--- Extracted information ---

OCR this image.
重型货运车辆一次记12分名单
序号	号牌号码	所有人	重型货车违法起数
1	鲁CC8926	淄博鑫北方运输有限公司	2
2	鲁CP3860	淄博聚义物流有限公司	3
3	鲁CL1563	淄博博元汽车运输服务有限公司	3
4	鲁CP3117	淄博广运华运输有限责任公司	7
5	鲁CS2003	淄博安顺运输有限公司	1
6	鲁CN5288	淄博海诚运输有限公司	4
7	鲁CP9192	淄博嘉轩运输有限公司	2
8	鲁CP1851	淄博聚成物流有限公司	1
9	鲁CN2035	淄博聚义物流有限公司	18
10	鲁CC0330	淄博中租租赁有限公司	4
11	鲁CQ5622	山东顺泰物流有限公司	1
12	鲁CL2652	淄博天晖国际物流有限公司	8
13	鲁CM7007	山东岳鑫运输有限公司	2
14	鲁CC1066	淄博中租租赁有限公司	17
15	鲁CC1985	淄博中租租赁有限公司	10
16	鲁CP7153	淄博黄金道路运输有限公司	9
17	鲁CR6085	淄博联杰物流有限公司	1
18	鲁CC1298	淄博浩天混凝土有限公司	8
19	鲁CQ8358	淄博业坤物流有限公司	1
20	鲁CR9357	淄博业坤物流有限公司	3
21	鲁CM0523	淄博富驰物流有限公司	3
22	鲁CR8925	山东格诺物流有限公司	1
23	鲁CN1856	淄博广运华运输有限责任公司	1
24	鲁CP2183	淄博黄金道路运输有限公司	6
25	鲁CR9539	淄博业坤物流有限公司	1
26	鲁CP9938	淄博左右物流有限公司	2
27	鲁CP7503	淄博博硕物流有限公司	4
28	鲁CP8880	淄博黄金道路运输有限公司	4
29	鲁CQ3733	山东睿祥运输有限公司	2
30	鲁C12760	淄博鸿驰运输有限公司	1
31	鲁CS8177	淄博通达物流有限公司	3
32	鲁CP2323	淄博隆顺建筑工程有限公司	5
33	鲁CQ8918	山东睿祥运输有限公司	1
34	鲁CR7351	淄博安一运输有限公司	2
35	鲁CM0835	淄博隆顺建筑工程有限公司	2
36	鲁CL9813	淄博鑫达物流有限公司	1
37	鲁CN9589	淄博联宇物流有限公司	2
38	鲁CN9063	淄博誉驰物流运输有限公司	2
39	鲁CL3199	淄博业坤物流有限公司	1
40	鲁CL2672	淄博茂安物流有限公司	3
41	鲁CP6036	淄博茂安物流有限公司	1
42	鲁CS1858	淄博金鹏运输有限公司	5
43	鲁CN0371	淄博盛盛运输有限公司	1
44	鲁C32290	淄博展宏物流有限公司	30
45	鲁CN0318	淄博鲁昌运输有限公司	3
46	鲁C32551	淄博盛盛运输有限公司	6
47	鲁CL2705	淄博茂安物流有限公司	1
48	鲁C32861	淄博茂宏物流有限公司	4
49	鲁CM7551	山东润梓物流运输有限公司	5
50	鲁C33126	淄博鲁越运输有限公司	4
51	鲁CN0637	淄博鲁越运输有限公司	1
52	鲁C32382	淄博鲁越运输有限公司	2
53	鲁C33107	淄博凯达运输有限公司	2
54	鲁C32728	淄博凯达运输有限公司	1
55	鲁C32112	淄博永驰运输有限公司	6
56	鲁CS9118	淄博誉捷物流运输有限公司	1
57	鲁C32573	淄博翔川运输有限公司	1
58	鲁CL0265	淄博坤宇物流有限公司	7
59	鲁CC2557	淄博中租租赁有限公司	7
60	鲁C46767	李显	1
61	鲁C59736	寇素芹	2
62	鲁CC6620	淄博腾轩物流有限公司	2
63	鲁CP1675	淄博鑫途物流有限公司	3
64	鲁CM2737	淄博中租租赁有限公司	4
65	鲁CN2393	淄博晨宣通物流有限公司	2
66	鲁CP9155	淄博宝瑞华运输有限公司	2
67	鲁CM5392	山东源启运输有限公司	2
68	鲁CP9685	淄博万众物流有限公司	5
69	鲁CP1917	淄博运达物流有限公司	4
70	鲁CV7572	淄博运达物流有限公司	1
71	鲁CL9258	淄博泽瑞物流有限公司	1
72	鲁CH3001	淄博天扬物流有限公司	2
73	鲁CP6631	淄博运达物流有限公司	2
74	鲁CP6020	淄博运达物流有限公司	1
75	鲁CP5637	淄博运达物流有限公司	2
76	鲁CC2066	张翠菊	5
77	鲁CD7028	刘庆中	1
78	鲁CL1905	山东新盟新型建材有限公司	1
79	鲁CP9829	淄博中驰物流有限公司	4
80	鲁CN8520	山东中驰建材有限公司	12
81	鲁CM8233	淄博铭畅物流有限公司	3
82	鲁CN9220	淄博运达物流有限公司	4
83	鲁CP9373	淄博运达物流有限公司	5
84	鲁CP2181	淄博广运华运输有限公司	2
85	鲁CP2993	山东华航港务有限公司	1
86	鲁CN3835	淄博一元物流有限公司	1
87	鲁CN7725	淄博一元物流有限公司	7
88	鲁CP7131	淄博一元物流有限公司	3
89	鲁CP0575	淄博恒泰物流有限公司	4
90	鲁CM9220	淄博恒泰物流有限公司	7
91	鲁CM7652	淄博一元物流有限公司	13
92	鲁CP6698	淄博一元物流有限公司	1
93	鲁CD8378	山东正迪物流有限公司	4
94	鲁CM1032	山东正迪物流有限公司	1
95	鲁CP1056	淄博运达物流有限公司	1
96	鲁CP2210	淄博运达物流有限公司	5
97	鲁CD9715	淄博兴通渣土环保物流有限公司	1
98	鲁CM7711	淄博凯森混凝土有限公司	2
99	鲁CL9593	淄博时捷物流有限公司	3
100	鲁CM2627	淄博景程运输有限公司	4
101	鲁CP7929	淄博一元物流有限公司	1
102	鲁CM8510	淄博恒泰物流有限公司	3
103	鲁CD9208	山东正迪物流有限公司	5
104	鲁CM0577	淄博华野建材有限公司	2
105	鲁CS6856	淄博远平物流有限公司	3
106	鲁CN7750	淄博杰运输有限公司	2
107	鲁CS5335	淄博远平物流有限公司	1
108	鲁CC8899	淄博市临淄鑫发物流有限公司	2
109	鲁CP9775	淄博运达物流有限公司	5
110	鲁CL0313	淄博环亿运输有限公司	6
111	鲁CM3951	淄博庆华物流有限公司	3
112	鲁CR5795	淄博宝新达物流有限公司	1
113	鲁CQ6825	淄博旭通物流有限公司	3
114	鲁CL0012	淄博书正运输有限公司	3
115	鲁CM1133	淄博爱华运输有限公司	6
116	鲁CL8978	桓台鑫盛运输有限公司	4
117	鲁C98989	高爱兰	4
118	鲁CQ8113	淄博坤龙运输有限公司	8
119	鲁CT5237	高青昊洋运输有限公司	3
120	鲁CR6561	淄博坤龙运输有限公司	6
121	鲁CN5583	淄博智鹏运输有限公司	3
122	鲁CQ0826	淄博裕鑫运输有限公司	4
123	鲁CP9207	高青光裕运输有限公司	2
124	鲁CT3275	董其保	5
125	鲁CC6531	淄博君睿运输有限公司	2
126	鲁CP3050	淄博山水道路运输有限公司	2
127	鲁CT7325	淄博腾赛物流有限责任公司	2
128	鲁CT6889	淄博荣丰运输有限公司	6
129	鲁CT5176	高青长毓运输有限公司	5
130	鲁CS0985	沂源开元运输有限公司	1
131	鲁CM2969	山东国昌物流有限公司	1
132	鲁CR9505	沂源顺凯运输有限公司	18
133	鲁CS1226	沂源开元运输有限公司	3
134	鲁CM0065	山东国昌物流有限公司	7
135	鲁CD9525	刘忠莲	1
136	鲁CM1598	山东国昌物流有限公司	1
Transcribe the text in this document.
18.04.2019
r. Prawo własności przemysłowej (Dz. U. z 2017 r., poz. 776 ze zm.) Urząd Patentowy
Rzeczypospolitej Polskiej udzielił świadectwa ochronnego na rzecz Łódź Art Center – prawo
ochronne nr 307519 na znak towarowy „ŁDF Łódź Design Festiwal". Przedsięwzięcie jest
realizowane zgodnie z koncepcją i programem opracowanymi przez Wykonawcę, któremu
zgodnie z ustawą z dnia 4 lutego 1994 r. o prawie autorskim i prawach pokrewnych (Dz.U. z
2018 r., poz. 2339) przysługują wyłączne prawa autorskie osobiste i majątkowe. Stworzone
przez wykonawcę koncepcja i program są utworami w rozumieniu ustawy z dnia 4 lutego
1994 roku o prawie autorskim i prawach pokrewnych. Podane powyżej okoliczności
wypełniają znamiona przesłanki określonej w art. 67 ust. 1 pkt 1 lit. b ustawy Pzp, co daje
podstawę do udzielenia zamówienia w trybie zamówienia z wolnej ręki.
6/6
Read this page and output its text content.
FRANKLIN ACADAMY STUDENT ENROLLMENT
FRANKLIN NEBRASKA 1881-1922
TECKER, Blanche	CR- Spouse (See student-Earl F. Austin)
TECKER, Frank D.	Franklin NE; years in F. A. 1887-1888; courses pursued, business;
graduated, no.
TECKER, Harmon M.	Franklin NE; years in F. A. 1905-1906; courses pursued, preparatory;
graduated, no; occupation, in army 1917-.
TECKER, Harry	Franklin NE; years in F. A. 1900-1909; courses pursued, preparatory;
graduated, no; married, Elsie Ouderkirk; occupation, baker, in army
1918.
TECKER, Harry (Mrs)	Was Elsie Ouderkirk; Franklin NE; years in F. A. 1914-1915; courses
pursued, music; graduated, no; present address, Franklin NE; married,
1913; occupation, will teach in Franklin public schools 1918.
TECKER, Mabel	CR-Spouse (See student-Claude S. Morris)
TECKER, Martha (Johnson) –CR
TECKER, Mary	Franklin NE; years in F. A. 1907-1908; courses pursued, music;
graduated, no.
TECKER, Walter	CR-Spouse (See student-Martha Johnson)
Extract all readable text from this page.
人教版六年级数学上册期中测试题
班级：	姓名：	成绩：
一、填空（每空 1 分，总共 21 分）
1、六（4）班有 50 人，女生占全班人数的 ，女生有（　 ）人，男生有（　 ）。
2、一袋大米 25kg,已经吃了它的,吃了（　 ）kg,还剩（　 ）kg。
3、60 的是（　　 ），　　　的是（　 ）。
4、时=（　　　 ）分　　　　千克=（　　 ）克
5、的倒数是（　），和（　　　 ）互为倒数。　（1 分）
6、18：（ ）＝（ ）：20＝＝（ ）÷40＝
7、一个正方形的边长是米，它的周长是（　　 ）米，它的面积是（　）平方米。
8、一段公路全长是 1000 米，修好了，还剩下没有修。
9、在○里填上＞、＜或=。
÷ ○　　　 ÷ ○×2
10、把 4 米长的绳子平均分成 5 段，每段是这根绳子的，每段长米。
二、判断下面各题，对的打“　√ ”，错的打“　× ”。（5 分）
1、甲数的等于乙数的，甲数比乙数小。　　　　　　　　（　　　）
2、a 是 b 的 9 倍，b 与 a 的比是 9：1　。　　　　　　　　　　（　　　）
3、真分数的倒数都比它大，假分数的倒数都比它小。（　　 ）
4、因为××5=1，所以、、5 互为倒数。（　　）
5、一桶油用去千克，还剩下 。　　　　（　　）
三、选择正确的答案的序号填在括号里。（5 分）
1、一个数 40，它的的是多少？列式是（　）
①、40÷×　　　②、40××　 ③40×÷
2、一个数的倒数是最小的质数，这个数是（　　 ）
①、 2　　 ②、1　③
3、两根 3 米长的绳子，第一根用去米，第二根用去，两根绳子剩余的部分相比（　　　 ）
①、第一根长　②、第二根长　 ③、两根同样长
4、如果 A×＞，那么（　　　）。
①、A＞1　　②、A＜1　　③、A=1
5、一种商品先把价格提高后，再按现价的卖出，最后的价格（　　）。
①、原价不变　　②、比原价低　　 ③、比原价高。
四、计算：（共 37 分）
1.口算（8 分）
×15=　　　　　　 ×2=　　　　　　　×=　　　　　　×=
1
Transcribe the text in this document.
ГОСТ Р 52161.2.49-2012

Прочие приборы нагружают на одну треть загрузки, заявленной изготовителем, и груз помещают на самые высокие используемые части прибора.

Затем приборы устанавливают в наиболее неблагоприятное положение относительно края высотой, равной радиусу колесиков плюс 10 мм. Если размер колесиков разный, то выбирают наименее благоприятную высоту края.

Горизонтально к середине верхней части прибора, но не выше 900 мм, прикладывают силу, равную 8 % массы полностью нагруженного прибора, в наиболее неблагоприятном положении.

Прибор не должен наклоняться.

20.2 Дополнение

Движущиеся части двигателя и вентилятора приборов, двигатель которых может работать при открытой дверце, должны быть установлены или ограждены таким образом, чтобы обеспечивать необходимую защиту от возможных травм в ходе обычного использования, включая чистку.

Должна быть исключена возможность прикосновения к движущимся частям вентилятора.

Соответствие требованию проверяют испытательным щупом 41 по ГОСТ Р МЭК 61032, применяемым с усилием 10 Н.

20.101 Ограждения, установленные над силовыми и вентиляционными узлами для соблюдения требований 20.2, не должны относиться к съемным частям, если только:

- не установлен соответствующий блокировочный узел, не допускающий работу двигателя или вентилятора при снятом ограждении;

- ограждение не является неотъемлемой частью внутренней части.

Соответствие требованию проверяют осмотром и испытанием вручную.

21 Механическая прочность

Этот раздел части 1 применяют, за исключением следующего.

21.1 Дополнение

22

---

Exercise brief
Pick out and copy the lines of the material that include the word "zgodnie".

Output below
realizowane zgodnie z koncepcją i programem opracowanymi przez Wykonawcę, któremu
zgodnie z ustawą z dnia 4 lutego 1994 r. o prawie autorskim i prawach pokrewnych (Dz.U. z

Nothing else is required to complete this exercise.